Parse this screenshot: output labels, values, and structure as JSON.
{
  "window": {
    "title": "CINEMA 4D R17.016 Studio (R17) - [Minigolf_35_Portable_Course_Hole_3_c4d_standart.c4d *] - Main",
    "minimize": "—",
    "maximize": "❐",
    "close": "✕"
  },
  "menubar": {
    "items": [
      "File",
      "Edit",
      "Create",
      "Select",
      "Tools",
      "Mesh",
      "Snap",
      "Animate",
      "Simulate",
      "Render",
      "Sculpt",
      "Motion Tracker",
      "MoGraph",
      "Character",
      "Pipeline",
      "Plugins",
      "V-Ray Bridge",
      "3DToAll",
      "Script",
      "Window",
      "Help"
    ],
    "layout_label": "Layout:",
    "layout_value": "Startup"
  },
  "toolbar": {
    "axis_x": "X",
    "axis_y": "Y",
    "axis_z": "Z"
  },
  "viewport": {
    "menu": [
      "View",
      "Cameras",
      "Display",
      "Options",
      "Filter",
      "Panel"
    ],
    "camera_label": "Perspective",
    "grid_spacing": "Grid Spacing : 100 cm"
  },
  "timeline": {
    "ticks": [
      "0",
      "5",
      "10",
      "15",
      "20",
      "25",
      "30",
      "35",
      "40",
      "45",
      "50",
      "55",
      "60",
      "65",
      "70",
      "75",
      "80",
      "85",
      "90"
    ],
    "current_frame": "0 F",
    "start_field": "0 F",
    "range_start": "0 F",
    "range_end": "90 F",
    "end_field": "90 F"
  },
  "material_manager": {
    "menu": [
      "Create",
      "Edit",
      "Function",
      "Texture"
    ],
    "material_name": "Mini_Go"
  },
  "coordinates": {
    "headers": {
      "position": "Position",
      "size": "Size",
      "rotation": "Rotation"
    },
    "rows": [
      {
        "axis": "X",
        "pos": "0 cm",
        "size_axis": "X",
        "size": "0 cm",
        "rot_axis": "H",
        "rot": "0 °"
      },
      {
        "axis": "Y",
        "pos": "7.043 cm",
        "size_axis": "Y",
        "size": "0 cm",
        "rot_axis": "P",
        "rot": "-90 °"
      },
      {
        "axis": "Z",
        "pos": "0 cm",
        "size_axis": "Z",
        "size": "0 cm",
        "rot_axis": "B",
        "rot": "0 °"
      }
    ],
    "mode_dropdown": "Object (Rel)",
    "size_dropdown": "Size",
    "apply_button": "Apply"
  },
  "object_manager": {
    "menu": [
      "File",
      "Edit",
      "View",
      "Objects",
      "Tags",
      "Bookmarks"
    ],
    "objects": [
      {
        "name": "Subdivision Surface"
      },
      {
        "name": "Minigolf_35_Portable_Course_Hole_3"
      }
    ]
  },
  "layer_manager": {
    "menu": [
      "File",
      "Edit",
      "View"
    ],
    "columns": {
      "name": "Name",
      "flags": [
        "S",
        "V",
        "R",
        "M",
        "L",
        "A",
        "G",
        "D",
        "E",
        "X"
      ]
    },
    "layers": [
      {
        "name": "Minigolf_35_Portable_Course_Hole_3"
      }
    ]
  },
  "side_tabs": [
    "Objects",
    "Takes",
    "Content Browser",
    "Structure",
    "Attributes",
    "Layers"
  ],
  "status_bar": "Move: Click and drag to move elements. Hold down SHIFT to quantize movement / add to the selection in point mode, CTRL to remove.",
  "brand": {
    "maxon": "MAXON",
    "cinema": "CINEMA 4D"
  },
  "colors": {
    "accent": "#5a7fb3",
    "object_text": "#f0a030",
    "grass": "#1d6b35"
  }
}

> **Given instruction**:
Return the whole listing exactly, with every line included.

> **Written reply**:
Parse this screenshot: output labels, values, and structure as JSON.
{
  "window": {
    "title": "CINEMA 4D R17.016 Studio (R17) - [Minigolf_35_Portable_Course_Hole_3_c4d_standart.c4d *] - Main",
    "minimize": "—",
    "maximize": "❐",
    "close": "✕"
  },
  "menubar": {
    "items": [
      "File",
      "Edit",
      "Create",
      "Select",
      "Tools",
      "Mesh",
      "Snap",
      "Animate",
      "Simulate",
      "Render",
      "Sculpt",
      "Motion Tracker",
      "MoGraph",
      "Character",
      "Pipeline",
      "Plugins",
      "V-Ray Bridge",
      "3DToAll",
      "Script",
      "Window",
      "Help"
    ],
    "layout_label": "Layout:",
    "layout_value": "Startup"
  },
  "toolbar": {
    "axis_x": "X",
    "axis_y": "Y",
    "axis_z": "Z"
  },
  "viewport": {
    "menu": [
      "View",
      "Cameras",
      "Display",
      "Options",
      "Filter",
      "Panel"
    ],
    "camera_label": "Perspective",
    "grid_spacing": "Grid Spacing : 100 cm"
  },
  "timeline": {
    "ticks": [
      "0",
      "5",
      "10",
      "15",
      "20",
      "25",
      "30",
      "35",
      "40",
      "45",
      "50",
      "55",
      "60",
      "65",
      "70",
      "75",
      "80",
      "85",
      "90"
    ],
    "current_frame": "0 F",
    "start_field": "0 F",
    "range_start": "0 F",
    "range_end": "90 F",
    "end_field": "90 F"
  },
  "material_manager": {
    "menu": [
      "Create",
      "Edit",
      "Function",
      "Texture"
    ],
    "material_name": "Mini_Go"
  },
  "coordinates": {
    "headers": {
      "position": "Position",
      "size": "Size",
      "rotation": "Rotation"
    },
    "rows": [
      {
        "axis": "X",
        "pos": "0 cm",
        "size_axis": "X",
        "size": "0 cm",
        "rot_axis": "H",
        "rot": "0 °"
      },
      {
        "axis": "Y",
        "pos": "7.043 cm",
        "size_axis": "Y",
        "size": "0 cm",
        "rot_axis": "P",
        "rot": "-90 °"
      },
      {
        "axis": "Z",
        "pos": "0 cm",
        "size_axis": "Z",
        "size": "0 cm",
        "rot_axis": "B",
        "rot": "0 °"
      }
    ],
    "mode_dropdown": "Object (Rel)",
    "size_dropdown": "Size",
    "apply_button": "Apply"
  },
  "object_manager": {
    "menu": [
      "File",
      "Edit",
      "View",
      "Objects",
      "Tags",
      "Bookmarks"
    ],
    "objects": [
      {
        "name": "Subdivision Surface"
      },
      {
        "name": "Minigolf_35_Portable_Course_Hole_3"
      }
    ]
  },
  "layer_manager": {
    "menu": [
      "File",
      "Edit",
      "View"
    ],
    "columns": {
      "name": "Name",
      "flags": [
        "S",
        "V",
        "R",
        "M",
        "L",
        "A",
        "G",
        "D",
        "E",
        "X"
      ]
    },
    "layers": [
      {
        "name": "Minigolf_35_Portable_Course_Hole_3"
      }
    ]
  },
  "side_tabs": [
    "Objects",
    "Takes",
    "Content Browser",
    "Structure",
    "Attributes",
    "Layers"
  ],
  "status_bar": "Move: Click and drag to move elements. Hold down SHIFT to quantize movement / add to the selection in point mode, CTRL to remove.",
  "brand": {
    "maxon": "MAXON",
    "cinema": "CINEMA 4D"
  },
  "colors": {
    "accent": "#5a7fb3",
    "object_text": "#f0a030",
    "grass": "#1d6b35"
  }
}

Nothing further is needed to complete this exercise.